▶ _WHAT YOU SHOULD DO_: Check every line of the entries that follow, and copy the ones containing "within".
• • •
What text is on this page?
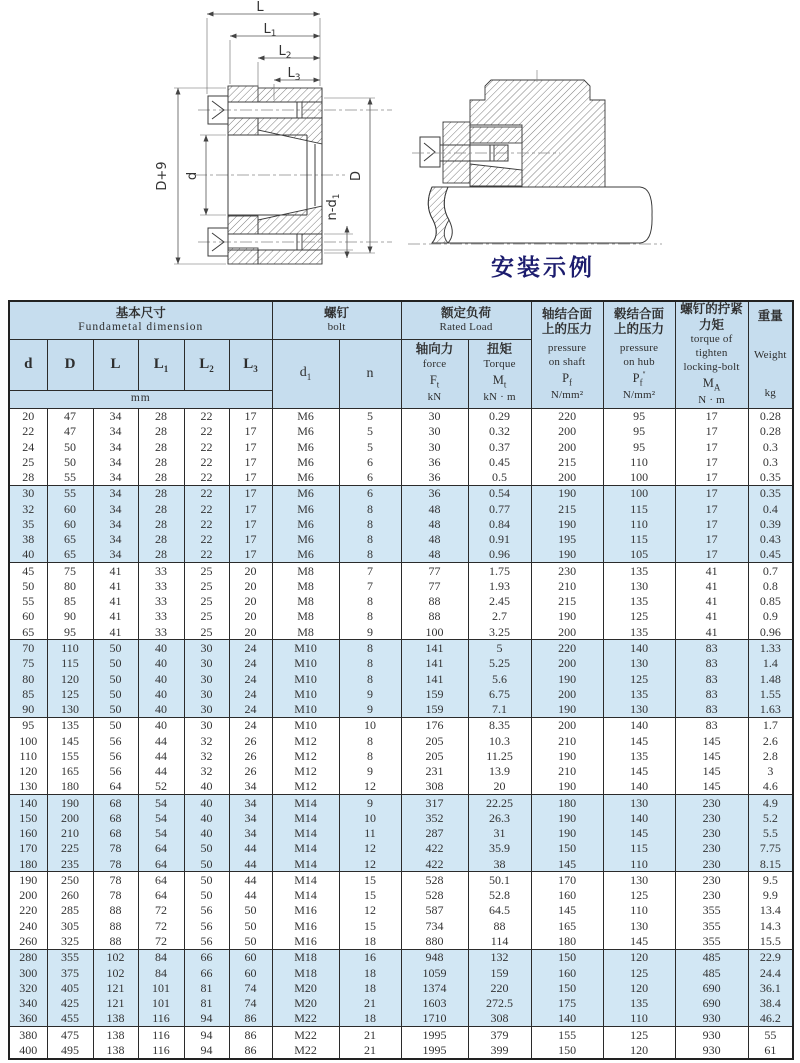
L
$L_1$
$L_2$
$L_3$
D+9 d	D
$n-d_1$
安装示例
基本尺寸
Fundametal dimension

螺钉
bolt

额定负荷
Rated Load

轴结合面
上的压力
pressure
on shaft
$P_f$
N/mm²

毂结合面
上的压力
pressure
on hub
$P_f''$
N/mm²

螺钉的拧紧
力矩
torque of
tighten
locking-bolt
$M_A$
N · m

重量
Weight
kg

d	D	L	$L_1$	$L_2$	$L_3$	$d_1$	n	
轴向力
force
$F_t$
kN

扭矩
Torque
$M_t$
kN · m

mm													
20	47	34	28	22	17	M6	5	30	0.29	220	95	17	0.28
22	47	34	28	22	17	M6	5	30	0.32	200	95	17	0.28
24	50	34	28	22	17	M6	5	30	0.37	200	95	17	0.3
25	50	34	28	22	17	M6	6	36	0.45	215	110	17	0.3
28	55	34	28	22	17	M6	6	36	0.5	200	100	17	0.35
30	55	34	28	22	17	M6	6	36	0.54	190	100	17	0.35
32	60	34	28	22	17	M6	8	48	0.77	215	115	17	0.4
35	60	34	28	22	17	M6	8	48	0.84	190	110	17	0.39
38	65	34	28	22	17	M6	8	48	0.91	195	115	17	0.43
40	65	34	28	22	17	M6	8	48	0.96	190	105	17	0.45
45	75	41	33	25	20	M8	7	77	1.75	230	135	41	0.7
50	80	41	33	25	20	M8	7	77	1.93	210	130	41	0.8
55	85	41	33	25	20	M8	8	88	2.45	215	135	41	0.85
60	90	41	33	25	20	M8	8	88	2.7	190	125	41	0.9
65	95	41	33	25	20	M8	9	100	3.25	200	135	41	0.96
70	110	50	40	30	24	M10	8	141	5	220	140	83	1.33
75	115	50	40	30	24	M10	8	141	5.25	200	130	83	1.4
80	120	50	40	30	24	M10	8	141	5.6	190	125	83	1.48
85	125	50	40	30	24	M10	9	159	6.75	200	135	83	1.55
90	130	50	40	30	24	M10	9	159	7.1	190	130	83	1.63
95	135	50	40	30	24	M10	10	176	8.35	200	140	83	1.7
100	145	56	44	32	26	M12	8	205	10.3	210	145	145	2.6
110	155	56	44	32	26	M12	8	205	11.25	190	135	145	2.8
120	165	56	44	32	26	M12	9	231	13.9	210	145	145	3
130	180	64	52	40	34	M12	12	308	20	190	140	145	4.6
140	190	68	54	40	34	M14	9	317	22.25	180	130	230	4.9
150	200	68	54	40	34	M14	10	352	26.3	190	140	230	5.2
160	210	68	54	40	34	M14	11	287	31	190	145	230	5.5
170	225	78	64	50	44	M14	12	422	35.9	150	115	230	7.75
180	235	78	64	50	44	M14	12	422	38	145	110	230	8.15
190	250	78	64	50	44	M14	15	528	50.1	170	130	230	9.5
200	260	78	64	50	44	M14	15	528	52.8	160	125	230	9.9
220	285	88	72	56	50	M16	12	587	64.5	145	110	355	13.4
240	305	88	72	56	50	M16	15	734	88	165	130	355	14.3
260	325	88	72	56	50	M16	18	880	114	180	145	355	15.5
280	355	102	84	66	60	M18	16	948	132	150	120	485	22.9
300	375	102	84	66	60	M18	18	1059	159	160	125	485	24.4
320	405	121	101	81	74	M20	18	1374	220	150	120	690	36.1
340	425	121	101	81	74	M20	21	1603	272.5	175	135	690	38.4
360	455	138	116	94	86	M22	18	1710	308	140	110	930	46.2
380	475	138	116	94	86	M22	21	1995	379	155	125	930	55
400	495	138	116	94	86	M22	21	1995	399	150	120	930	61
• • •
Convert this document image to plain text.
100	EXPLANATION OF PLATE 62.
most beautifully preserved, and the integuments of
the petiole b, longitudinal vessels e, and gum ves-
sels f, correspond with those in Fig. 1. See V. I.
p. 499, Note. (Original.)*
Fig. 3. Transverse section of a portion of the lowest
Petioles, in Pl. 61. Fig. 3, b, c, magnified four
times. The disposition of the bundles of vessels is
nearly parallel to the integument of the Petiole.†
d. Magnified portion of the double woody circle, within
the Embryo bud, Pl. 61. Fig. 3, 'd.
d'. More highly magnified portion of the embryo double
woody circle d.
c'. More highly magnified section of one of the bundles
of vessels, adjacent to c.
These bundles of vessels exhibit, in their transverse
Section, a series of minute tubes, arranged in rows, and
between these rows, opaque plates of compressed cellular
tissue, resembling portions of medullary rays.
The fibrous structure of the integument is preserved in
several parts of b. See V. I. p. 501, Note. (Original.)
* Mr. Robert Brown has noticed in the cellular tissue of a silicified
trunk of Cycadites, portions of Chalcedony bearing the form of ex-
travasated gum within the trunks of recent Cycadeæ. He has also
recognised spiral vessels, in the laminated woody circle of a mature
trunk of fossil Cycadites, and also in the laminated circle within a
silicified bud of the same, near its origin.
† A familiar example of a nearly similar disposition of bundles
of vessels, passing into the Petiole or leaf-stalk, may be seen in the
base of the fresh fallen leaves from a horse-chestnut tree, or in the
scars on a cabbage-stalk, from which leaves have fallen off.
• • •
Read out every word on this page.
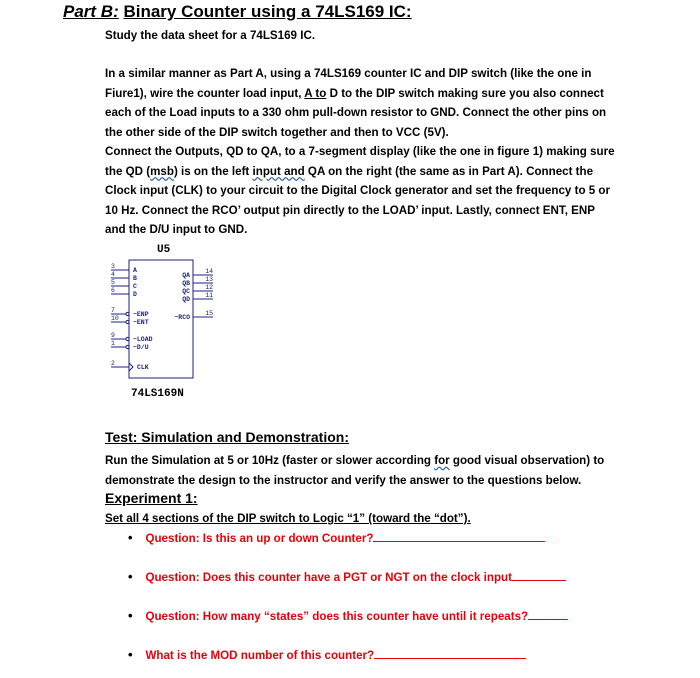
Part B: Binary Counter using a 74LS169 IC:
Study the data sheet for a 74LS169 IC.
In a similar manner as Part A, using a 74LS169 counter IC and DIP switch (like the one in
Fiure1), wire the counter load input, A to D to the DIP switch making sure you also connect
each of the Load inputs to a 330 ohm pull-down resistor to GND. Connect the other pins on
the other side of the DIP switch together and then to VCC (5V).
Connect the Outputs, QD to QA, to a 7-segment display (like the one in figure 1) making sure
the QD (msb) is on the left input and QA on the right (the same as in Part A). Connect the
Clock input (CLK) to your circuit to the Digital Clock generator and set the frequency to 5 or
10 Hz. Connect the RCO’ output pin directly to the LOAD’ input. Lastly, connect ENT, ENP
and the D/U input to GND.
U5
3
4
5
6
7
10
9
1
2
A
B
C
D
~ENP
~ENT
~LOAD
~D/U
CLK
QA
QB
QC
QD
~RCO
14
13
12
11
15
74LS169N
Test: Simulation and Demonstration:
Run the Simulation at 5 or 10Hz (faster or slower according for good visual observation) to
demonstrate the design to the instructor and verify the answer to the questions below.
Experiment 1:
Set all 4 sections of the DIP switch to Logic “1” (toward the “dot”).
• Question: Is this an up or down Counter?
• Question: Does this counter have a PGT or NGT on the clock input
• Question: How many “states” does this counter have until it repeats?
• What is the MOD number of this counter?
• • •
▶ _FINAL ANSWER_:
d. Magnified portion of the double woody circle, within
travasated gum within the trunks of recent Cycadeæ. He has also
trunk of fossil Cycadites, and also in the laminated circle within a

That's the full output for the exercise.